------ PROVIDED RECORDS

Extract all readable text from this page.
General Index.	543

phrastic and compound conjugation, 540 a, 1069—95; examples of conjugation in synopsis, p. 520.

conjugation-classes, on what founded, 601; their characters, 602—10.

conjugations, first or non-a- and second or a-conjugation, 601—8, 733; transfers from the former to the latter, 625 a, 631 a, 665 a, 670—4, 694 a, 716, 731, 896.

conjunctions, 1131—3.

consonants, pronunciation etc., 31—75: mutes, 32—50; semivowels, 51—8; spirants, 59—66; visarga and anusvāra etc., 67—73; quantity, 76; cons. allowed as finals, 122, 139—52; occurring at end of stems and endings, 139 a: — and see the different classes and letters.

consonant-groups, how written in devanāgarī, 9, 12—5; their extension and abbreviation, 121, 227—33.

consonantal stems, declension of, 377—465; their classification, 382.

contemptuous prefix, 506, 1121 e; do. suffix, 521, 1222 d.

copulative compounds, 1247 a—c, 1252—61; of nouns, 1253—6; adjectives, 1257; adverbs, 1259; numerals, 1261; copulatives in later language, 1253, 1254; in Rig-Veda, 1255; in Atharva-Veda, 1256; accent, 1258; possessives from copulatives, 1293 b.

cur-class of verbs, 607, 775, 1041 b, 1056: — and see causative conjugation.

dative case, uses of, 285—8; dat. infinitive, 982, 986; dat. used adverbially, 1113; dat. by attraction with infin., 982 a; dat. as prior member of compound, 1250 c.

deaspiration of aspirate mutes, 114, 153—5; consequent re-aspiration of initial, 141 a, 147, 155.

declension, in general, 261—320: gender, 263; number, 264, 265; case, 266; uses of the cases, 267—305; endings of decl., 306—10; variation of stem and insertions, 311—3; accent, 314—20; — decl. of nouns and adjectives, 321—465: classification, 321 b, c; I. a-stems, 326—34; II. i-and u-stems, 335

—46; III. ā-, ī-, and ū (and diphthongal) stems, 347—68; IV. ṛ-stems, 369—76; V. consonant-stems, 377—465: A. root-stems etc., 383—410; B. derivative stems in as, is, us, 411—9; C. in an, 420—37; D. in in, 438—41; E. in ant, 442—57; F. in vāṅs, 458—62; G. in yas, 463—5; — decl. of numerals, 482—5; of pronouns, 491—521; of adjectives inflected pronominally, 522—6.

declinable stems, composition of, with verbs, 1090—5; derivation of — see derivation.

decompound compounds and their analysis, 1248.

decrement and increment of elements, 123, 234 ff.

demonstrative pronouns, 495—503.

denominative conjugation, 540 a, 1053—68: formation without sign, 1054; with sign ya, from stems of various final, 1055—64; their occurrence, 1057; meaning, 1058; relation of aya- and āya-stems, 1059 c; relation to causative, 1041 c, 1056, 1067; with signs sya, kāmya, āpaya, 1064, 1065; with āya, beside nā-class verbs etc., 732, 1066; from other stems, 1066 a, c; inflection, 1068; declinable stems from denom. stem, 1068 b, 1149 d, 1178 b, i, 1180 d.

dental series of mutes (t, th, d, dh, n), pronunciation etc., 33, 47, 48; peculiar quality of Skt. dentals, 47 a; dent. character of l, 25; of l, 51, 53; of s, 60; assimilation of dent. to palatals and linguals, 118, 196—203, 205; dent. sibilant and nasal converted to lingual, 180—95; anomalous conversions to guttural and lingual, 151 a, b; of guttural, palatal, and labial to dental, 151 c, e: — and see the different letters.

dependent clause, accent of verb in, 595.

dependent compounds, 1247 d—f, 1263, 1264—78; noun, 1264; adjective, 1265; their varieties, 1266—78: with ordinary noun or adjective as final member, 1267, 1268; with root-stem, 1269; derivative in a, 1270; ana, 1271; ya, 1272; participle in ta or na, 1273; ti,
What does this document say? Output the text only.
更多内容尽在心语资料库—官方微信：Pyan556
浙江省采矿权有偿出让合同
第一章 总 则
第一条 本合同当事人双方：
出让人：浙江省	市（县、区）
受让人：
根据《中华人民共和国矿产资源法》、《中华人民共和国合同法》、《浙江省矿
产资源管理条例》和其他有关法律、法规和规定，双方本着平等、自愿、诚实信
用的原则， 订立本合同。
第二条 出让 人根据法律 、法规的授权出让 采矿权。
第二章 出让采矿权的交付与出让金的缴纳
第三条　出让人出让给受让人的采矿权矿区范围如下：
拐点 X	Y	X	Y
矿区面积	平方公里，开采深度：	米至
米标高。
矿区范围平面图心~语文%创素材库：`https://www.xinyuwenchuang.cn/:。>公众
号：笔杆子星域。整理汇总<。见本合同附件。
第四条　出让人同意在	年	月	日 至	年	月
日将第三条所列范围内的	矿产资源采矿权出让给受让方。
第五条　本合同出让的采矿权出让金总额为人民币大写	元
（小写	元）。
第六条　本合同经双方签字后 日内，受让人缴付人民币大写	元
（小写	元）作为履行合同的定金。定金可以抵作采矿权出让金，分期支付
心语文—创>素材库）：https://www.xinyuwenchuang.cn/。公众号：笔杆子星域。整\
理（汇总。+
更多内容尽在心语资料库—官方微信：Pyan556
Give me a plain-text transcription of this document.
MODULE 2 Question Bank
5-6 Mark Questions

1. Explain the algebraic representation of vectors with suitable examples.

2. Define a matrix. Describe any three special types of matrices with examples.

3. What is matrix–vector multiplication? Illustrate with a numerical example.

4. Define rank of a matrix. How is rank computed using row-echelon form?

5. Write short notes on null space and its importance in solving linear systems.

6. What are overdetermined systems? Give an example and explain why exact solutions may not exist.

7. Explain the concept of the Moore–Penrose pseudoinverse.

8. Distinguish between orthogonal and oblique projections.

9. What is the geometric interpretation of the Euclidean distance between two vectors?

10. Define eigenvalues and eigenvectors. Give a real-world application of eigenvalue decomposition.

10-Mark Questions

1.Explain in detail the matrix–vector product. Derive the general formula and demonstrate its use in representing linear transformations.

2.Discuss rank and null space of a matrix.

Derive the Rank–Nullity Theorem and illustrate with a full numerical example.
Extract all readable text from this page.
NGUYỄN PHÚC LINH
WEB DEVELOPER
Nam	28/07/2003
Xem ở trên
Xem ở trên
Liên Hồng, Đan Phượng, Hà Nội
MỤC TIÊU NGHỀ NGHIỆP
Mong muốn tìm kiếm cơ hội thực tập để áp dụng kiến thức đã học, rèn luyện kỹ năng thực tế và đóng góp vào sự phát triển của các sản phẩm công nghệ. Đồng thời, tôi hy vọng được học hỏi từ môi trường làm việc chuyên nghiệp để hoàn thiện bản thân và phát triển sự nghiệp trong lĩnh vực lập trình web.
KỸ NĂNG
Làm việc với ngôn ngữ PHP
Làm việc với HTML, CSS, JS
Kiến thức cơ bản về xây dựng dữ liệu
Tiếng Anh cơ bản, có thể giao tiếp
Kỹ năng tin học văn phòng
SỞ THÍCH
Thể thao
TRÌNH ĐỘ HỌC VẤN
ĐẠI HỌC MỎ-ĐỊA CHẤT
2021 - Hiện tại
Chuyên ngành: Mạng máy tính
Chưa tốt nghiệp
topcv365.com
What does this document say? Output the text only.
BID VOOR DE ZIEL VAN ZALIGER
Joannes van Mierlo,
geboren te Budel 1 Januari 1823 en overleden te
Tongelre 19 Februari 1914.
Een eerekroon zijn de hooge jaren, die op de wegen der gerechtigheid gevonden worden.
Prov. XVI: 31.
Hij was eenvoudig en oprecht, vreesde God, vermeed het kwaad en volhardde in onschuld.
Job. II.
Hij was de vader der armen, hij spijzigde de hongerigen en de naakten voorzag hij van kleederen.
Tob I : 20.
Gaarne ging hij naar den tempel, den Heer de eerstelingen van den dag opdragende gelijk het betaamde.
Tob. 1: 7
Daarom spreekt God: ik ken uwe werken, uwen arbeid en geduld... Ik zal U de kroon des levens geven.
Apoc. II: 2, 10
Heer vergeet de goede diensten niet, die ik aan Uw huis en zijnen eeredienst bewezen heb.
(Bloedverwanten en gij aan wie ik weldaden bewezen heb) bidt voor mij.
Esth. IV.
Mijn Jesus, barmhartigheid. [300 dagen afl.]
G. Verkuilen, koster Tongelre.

------------

◆ **AIM**
Copy out every line from the data above that has "https" in it.

◆ **WRITTEN SOLUTION**
矿区范围平面图心~语文%创素材库：`https://www.xinyuwenchuang.cn/:。>公众
心语文—创>素材库）：https://www.xinyuwenchuang.cn/。公众号：笔杆子星域。整\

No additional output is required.